» EXERCISE OBJECTIVE
Write out the whole listing exactly as it stands.

▽

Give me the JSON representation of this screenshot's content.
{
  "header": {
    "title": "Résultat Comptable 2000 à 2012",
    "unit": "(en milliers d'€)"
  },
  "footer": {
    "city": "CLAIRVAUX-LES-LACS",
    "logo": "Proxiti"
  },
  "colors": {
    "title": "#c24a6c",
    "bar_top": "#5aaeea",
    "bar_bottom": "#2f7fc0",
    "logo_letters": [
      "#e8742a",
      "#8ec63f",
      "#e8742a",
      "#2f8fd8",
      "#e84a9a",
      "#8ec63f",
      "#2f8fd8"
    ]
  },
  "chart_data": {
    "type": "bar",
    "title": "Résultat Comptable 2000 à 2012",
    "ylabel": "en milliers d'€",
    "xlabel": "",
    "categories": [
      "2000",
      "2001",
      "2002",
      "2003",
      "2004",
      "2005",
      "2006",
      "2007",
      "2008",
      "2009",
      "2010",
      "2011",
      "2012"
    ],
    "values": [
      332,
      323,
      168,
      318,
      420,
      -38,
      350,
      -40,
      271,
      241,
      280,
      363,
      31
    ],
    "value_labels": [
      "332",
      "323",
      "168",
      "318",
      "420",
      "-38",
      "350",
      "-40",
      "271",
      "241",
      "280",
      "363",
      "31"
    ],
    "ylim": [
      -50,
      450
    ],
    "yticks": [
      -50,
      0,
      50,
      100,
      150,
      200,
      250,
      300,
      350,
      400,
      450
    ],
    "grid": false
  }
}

△

» PROBLEM SOLUTION
Give me the JSON representation of this screenshot's content.
{
  "header": {
    "title": "Résultat Comptable 2000 à 2012",
    "unit": "(en milliers d'€)"
  },
  "footer": {
    "city": "CLAIRVAUX-LES-LACS",
    "logo": "Proxiti"
  },
  "colors": {
    "title": "#c24a6c",
    "bar_top": "#5aaeea",
    "bar_bottom": "#2f7fc0",
    "logo_letters": [
      "#e8742a",
      "#8ec63f",
      "#e8742a",
      "#2f8fd8",
      "#e84a9a",
      "#8ec63f",
      "#2f8fd8"
    ]
  },
  "chart_data": {
    "type": "bar",
    "title": "Résultat Comptable 2000 à 2012",
    "ylabel": "en milliers d'€",
    "xlabel": "",
    "categories": [
      "2000",
      "2001",
      "2002",
      "2003",
      "2004",
      "2005",
      "2006",
      "2007",
      "2008",
      "2009",
      "2010",
      "2011",
      "2012"
    ],
    "values": [
      332,
      323,
      168,
      318,
      420,
      -38,
      350,
      -40,
      271,
      241,
      280,
      363,
      31
    ],
    "value_labels": [
      "332",
      "323",
      "168",
      "318",
      "420",
      "-38",
      "350",
      "-40",
      "271",
      "241",
      "280",
      "363",
      "31"
    ],
    "ylim": [
      -50,
      450
    ],
    "yticks": [
      -50,
      0,
      50,
      100,
      150,
      200,
      250,
      300,
      350,
      400,
      450
    ],
    "grid": false
  }
}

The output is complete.